■ PROMPT ■
Print all of the data exactly.
◆ ◆ ◆
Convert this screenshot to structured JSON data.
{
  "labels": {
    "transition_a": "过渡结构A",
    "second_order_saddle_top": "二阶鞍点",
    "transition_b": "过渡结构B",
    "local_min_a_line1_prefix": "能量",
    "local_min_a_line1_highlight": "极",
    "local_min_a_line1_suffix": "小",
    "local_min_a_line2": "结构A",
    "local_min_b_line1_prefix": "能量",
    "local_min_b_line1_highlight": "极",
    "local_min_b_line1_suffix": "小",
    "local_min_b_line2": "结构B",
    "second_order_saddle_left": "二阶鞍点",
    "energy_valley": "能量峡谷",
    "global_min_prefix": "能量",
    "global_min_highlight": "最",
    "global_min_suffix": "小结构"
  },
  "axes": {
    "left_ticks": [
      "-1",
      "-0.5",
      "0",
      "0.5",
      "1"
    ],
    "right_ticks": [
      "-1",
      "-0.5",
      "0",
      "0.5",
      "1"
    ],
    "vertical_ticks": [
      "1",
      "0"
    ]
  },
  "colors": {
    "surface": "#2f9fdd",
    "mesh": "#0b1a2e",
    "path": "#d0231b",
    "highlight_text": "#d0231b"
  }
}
◆ ◆ ◆
■ EXERCISE ANSWER ■
Convert this screenshot to structured JSON data.
{
  "labels": {
    "transition_a": "过渡结构A",
    "second_order_saddle_top": "二阶鞍点",
    "transition_b": "过渡结构B",
    "local_min_a_line1_prefix": "能量",
    "local_min_a_line1_highlight": "极",
    "local_min_a_line1_suffix": "小",
    "local_min_a_line2": "结构A",
    "local_min_b_line1_prefix": "能量",
    "local_min_b_line1_highlight": "极",
    "local_min_b_line1_suffix": "小",
    "local_min_b_line2": "结构B",
    "second_order_saddle_left": "二阶鞍点",
    "energy_valley": "能量峡谷",
    "global_min_prefix": "能量",
    "global_min_highlight": "最",
    "global_min_suffix": "小结构"
  },
  "axes": {
    "left_ticks": [
      "-1",
      "-0.5",
      "0",
      "0.5",
      "1"
    ],
    "right_ticks": [
      "-1",
      "-0.5",
      "0",
      "0.5",
      "1"
    ],
    "vertical_ticks": [
      "1",
      "0"
    ]
  },
  "colors": {
    "surface": "#2f9fdd",
    "mesh": "#0b1a2e",
    "path": "#d0231b",
    "highlight_text": "#d0231b"
  }
}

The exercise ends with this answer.